▸ **Work instructions**
Transcribe all of the material below word for word and leave out its pictures.

━━━━━ Stored data ━━━━━

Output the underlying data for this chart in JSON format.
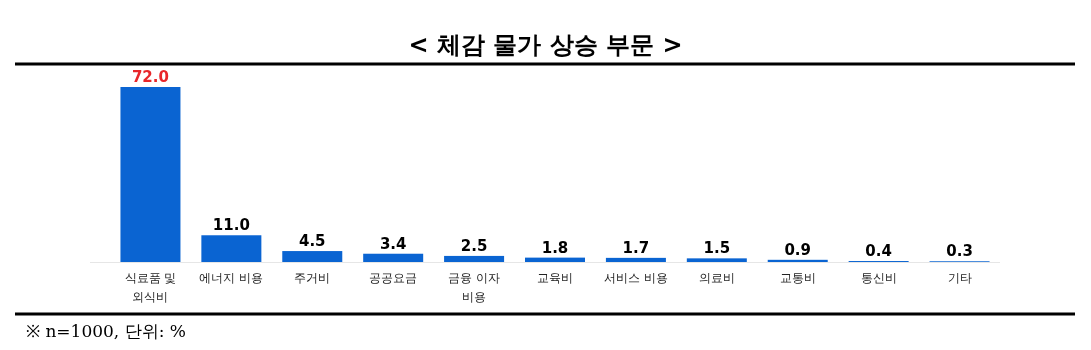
{
  "chart_data": {
    "type": "bar",
    "title": "< 체감 물가 상승 부문 >",
    "categories": [
      "식료품 및 외식비",
      "에너지 비용",
      "주거비",
      "공공요금",
      "금융 이자 비용",
      "교육비",
      "서비스 비용",
      "의료비",
      "교통비",
      "통신비",
      "기타"
    ],
    "values": [
      72.0,
      11.0,
      4.5,
      3.4,
      2.5,
      1.8,
      1.7,
      1.5,
      0.9,
      0.4,
      0.3
    ],
    "value_labels": [
      "72.0",
      "11.0",
      "4.5",
      "3.4",
      "2.5",
      "1.8",
      "1.7",
      "1.5",
      "0.9",
      "0.4",
      "0.3"
    ],
    "color": "#0a64d2",
    "annotations": [
      "※ n=1000, 단위: %"
    ]
  }
}
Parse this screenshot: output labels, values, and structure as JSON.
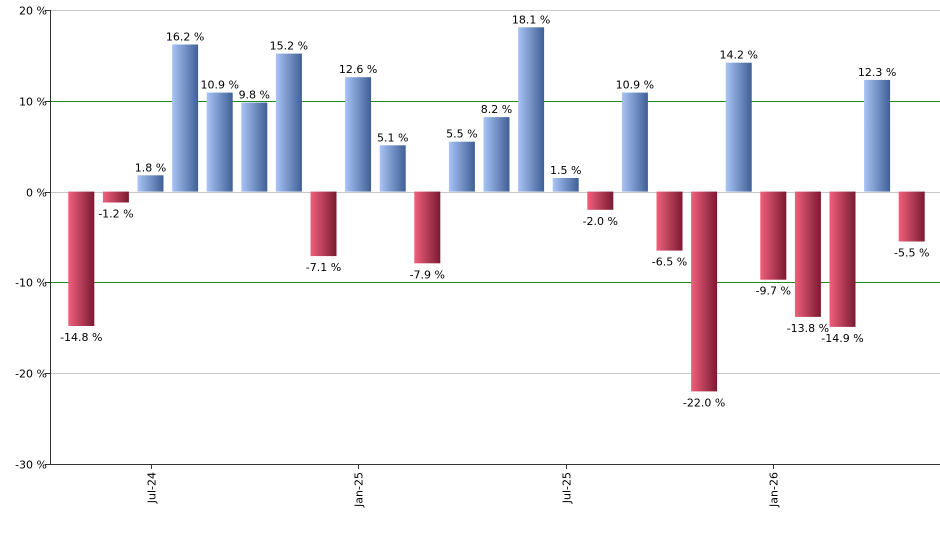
{
  "chart_data": {
    "type": "bar",
    "ylim": [
      -30,
      20
    ],
    "yticks": [
      -30,
      -20,
      -10,
      0,
      10,
      20
    ],
    "ytick_labels": [
      "-30 %",
      "-20 %",
      "-10 %",
      "0 %",
      "10 %",
      "20 %"
    ],
    "highlight_gridlines": [
      10,
      -10
    ],
    "x_tick_labels": [
      {
        "label": "Jul-24",
        "index": 2
      },
      {
        "label": "Jan-25",
        "index": 8
      },
      {
        "label": "Jul-25",
        "index": 14
      },
      {
        "label": "Jan-26",
        "index": 20
      }
    ],
    "values": [
      -14.8,
      -1.2,
      1.8,
      16.2,
      10.9,
      9.8,
      15.2,
      -7.1,
      12.6,
      5.1,
      -7.9,
      5.5,
      8.2,
      18.1,
      1.5,
      -2.0,
      10.9,
      -6.5,
      -22.0,
      14.2,
      -9.7,
      -13.8,
      -14.9,
      12.3,
      -5.5
    ],
    "labels": [
      "-14.8 %",
      "-1.2 %",
      "1.8 %",
      "16.2 %",
      "10.9 %",
      "9.8 %",
      "15.2 %",
      "-7.1 %",
      "12.6 %",
      "5.1 %",
      "-7.9 %",
      "5.5 %",
      "8.2 %",
      "18.1 %",
      "1.5 %",
      "-2.0 %",
      "10.9 %",
      "-6.5 %",
      "-22.0 %",
      "14.2 %",
      "-9.7 %",
      "-13.8 %",
      "-14.9 %",
      "12.3 %",
      "-5.5 %"
    ],
    "colors": {
      "positive_light": "#a9c4f5",
      "positive_dark": "#3f5f96",
      "negative_light": "#f0607c",
      "negative_dark": "#7a1a32",
      "grid": "#c8c8c8",
      "highlight_grid": "#1f8a1f",
      "axis": "#333333"
    },
    "grid": true
  }
}
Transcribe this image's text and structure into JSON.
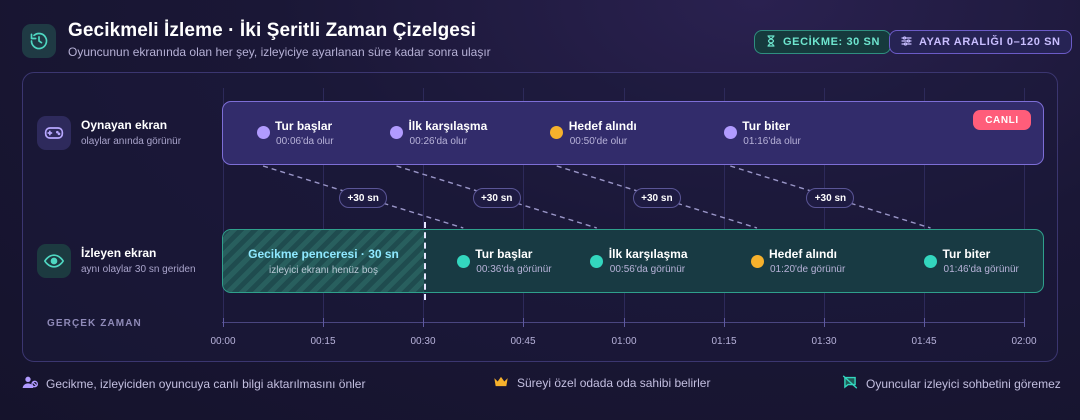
{
  "header": {
    "title": "Gecikmeli İzleme · İki Şeritli Zaman Çizelgesi",
    "subtitle": "Oyuncunun ekranında olan her şey, izleyiciye ayarlanan süre kadar sonra ulaşır",
    "delay_pill": "GECİKME: 30 SN",
    "range_pill": "AYAR ARALIĞI 0–120 SN"
  },
  "lanes": {
    "player": {
      "title": "Oynayan ekran",
      "subtitle": "olaylar anında görünür",
      "live_badge": "CANLI",
      "events": [
        {
          "name": "Tur başlar",
          "time_text": "00:06'da olur",
          "t": 6,
          "color": "purple"
        },
        {
          "name": "İlk karşılaşma",
          "time_text": "00:26'da olur",
          "t": 26,
          "color": "purple"
        },
        {
          "name": "Hedef alındı",
          "time_text": "00:50'de olur",
          "t": 50,
          "color": "orange"
        },
        {
          "name": "Tur biter",
          "time_text": "01:16'da olur",
          "t": 76,
          "color": "purple"
        }
      ]
    },
    "viewer": {
      "title": "İzleyen ekran",
      "subtitle": "aynı olaylar 30 sn geriden",
      "delay_window_title": "Gecikme penceresi · 30 sn",
      "delay_window_sub": "izleyici ekranı henüz boş",
      "events": [
        {
          "name": "Tur başlar",
          "time_text": "00:36'da görünür",
          "t": 36,
          "color": "teal"
        },
        {
          "name": "İlk karşılaşma",
          "time_text": "00:56'da görünür",
          "t": 56,
          "color": "teal"
        },
        {
          "name": "Hedef alındı",
          "time_text": "01:20'de görünür",
          "t": 80,
          "color": "orange"
        },
        {
          "name": "Tur biter",
          "time_text": "01:46'da görünür",
          "t": 106,
          "color": "teal"
        }
      ]
    }
  },
  "offset_label": "+30 sn",
  "axis": {
    "label": "GERÇEK ZAMAN",
    "ticks": [
      "00:00",
      "00:15",
      "00:30",
      "00:45",
      "01:00",
      "01:15",
      "01:30",
      "01:45",
      "02:00"
    ],
    "range_seconds": [
      0,
      120
    ]
  },
  "footer": [
    {
      "icon": "user-block-icon",
      "text": "Gecikme, izleyiciden oyuncuya canlı bilgi aktarılmasını önler"
    },
    {
      "icon": "crown-icon",
      "text": "Süreyi özel odada oda sahibi belirler"
    },
    {
      "icon": "chat-off-icon",
      "text": "Oyuncular izleyici sohbetini göremez"
    }
  ],
  "colors": {
    "player_track": "#322c6b",
    "viewer_track": "#183a43",
    "live": "#ff5d7a",
    "purple_dot": "#b19bff",
    "teal_dot": "#33d6be",
    "orange_dot": "#f6b12c"
  }
}
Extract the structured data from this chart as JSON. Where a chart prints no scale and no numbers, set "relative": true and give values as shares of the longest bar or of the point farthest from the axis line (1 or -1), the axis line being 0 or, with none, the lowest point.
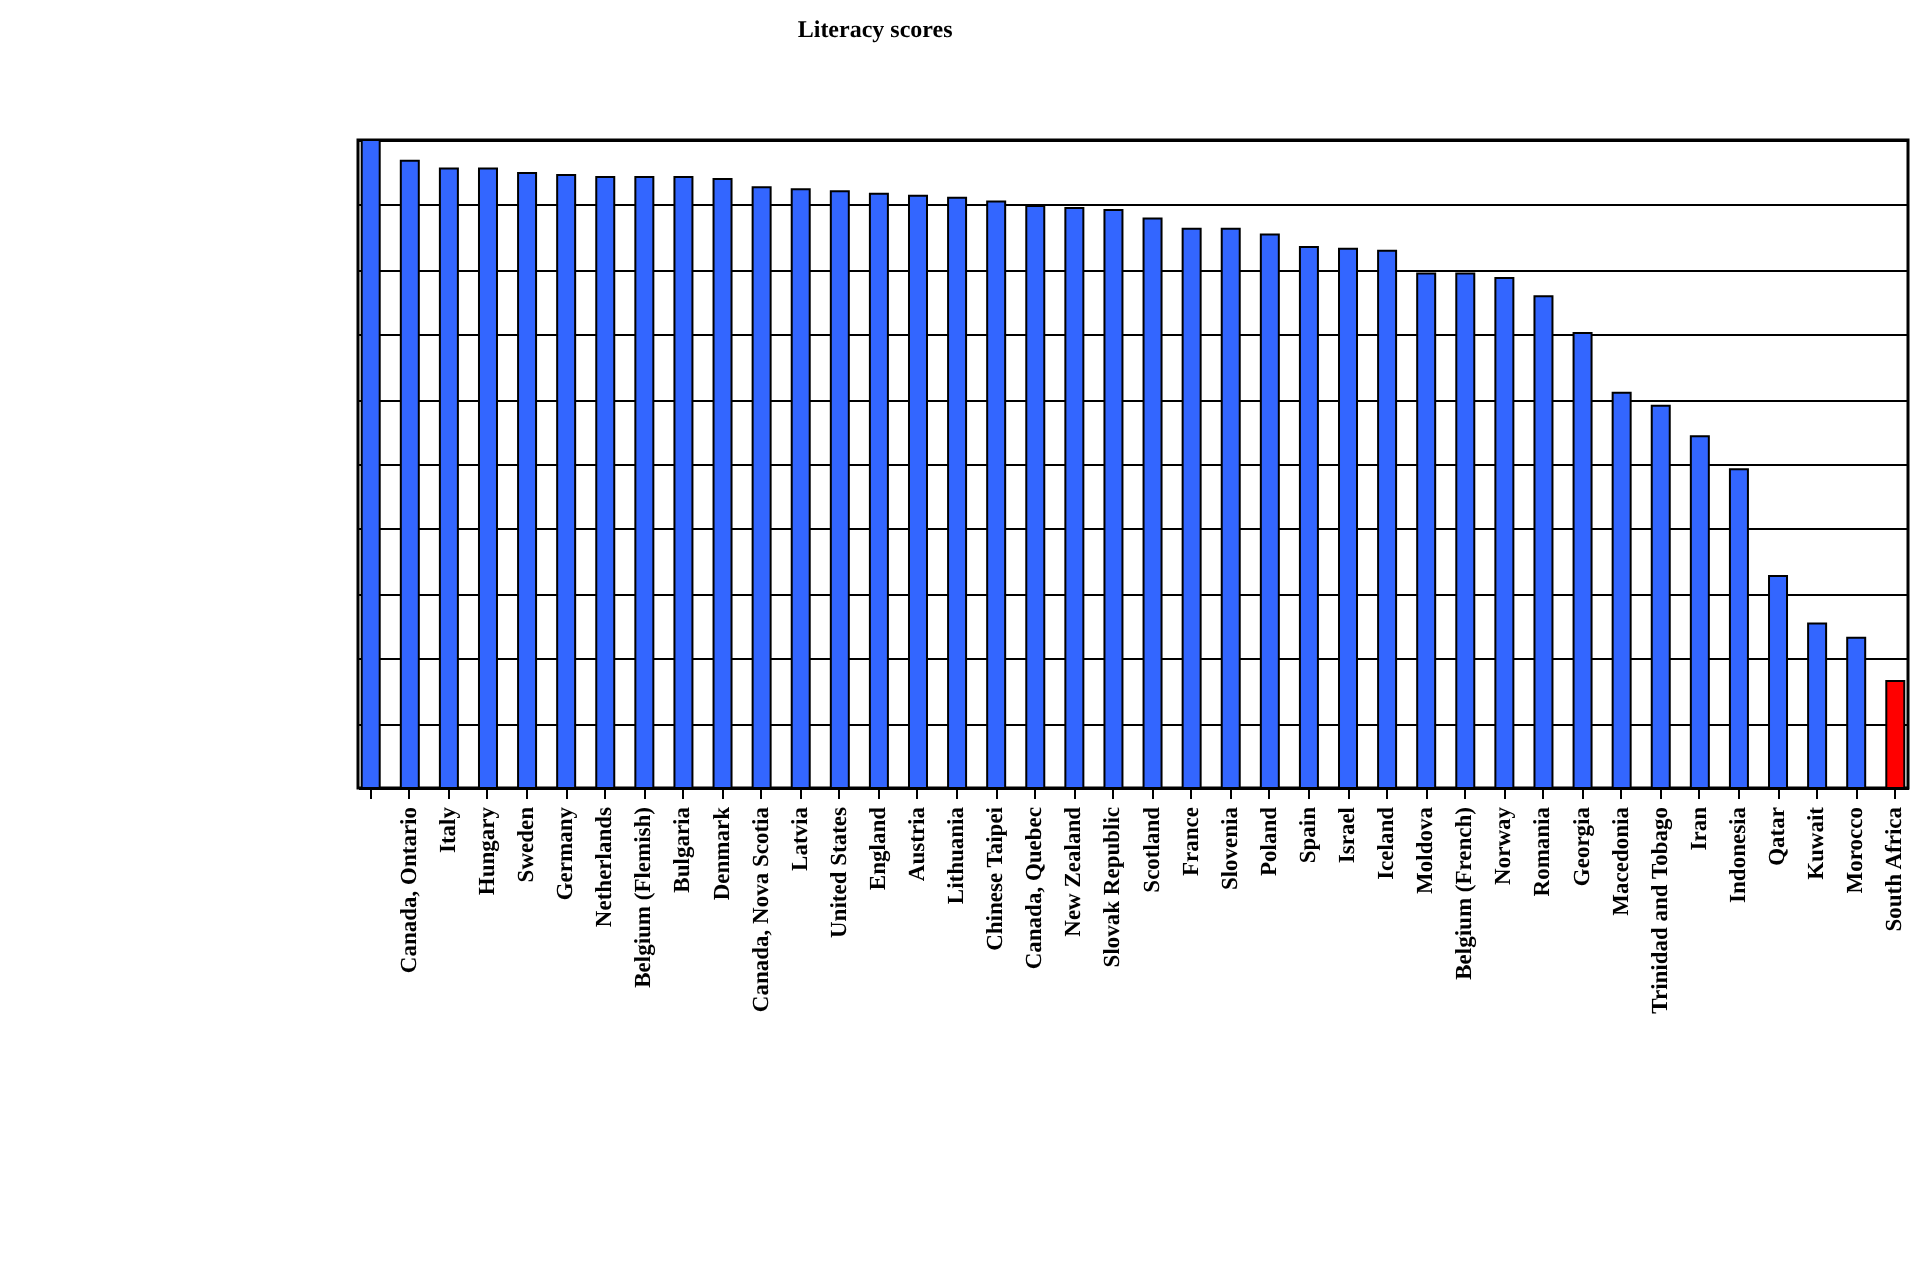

━━━━━

▸ **Solution for this exercise**
Output the underlying data for this chart in JSON format.
{
  "chart_data": {
    "type": "bar",
    "title": "< 체감 물가 상승 부문 >",
    "categories": [
      "식료품 및 외식비",
      "에너지 비용",
      "주거비",
      "공공요금",
      "금융 이자 비용",
      "교육비",
      "서비스 비용",
      "의료비",
      "교통비",
      "통신비",
      "기타"
    ],
    "values": [
      72.0,
      11.0,
      4.5,
      3.4,
      2.5,
      1.8,
      1.7,
      1.5,
      0.9,
      0.4,
      0.3
    ],
    "value_labels": [
      "72.0",
      "11.0",
      "4.5",
      "3.4",
      "2.5",
      "1.8",
      "1.7",
      "1.5",
      "0.9",
      "0.4",
      "0.3"
    ],
    "color": "#0a64d2",
    "annotations": [
      "※ n=1000, 단위: %"
    ]
  }
}
Parse this screenshot: output labels, values, and structure as JSON.
{
  "chart_data": {
    "type": "bar",
    "ylim": [
      -30,
      20
    ],
    "yticks": [
      -30,
      -20,
      -10,
      0,
      10,
      20
    ],
    "ytick_labels": [
      "-30 %",
      "-20 %",
      "-10 %",
      "0 %",
      "10 %",
      "20 %"
    ],
    "highlight_gridlines": [
      10,
      -10
    ],
    "x_tick_labels": [
      {
        "label": "Jul-24",
        "index": 2
      },
      {
        "label": "Jan-25",
        "index": 8
      },
      {
        "label": "Jul-25",
        "index": 14
      },
      {
        "label": "Jan-26",
        "index": 20
      }
    ],
    "values": [
      -14.8,
      -1.2,
      1.8,
      16.2,
      10.9,
      9.8,
      15.2,
      -7.1,
      12.6,
      5.1,
      -7.9,
      5.5,
      8.2,
      18.1,
      1.5,
      -2.0,
      10.9,
      -6.5,
      -22.0,
      14.2,
      -9.7,
      -13.8,
      -14.9,
      12.3,
      -5.5
    ],
    "labels": [
      "-14.8 %",
      "-1.2 %",
      "1.8 %",
      "16.2 %",
      "10.9 %",
      "9.8 %",
      "15.2 %",
      "-7.1 %",
      "12.6 %",
      "5.1 %",
      "-7.9 %",
      "5.5 %",
      "8.2 %",
      "18.1 %",
      "1.5 %",
      "-2.0 %",
      "10.9 %",
      "-6.5 %",
      "-22.0 %",
      "14.2 %",
      "-9.7 %",
      "-13.8 %",
      "-14.9 %",
      "12.3 %",
      "-5.5 %"
    ],
    "colors": {
      "positive_light": "#a9c4f5",
      "positive_dark": "#3f5f96",
      "negative_light": "#f0607c",
      "negative_dark": "#7a1a32",
      "grid": "#c8c8c8",
      "highlight_grid": "#1f8a1f",
      "axis": "#333333"
    },
    "grid": true
  }
}
Transcribe this image's text and structure into JSON.
{
  "header": {
    "title": "Gecikmeli İzleme · İki Şeritli Zaman Çizelgesi",
    "subtitle": "Oyuncunun ekranında olan her şey, izleyiciye ayarlanan süre kadar sonra ulaşır",
    "delay_pill": "GECİKME: 30 SN",
    "range_pill": "AYAR ARALIĞI 0–120 SN"
  },
  "lanes": {
    "player": {
      "title": "Oynayan ekran",
      "subtitle": "olaylar anında görünür",
      "live_badge": "CANLI",
      "events": [
        {
          "name": "Tur başlar",
          "time_text": "00:06'da olur",
          "t": 6,
          "color": "purple"
        },
        {
          "name": "İlk karşılaşma",
          "time_text": "00:26'da olur",
          "t": 26,
          "color": "purple"
        },
        {
          "name": "Hedef alındı",
          "time_text": "00:50'de olur",
          "t": 50,
          "color": "orange"
        },
        {
          "name": "Tur biter",
          "time_text": "01:16'da olur",
          "t": 76,
          "color": "purple"
        }
      ]
    },
    "viewer": {
      "title": "İzleyen ekran",
      "subtitle": "aynı olaylar 30 sn geriden",
      "delay_window_title": "Gecikme penceresi · 30 sn",
      "delay_window_sub": "izleyici ekranı henüz boş",
      "events": [
        {
          "name": "Tur başlar",
          "time_text": "00:36'da görünür",
          "t": 36,
          "color": "teal"
        },
        {
          "name": "İlk karşılaşma",
          "time_text": "00:56'da görünür",
          "t": 56,
          "color": "teal"
        },
        {
          "name": "Hedef alındı",
          "time_text": "01:20'de görünür",
          "t": 80,
          "color": "orange"
        },
        {
          "name": "Tur biter",
          "time_text": "01:46'da görünür",
          "t": 106,
          "color": "teal"
        }
      ]
    }
  },
  "offset_label": "+30 sn",
  "axis": {
    "label": "GERÇEK ZAMAN",
    "ticks": [
      "00:00",
      "00:15",
      "00:30",
      "00:45",
      "01:00",
      "01:15",
      "01:30",
      "01:45",
      "02:00"
    ],
    "range_seconds": [
      0,
      120
    ]
  },
  "footer": [
    {
      "icon": "user-block-icon",
      "text": "Gecikme, izleyiciden oyuncuya canlı bilgi aktarılmasını önler"
    },
    {
      "icon": "crown-icon",
      "text": "Süreyi özel odada oda sahibi belirler"
    },
    {
      "icon": "chat-off-icon",
      "text": "Oyuncular izleyici sohbetini göremez"
    }
  ],
  "colors": {
    "player_track": "#322c6b",
    "viewer_track": "#183a43",
    "live": "#ff5d7a",
    "purple_dot": "#b19bff",
    "teal_dot": "#33d6be",
    "orange_dot": "#f6b12c"
  }
}
Extract the structured data from this chart as JSON. Where a chart prints no scale and no numbers, set "relative": true and give values as shares of the longest bar or of the point farthest from the axis line (1 or -1), the axis line being 0 or, with none, the lowest point.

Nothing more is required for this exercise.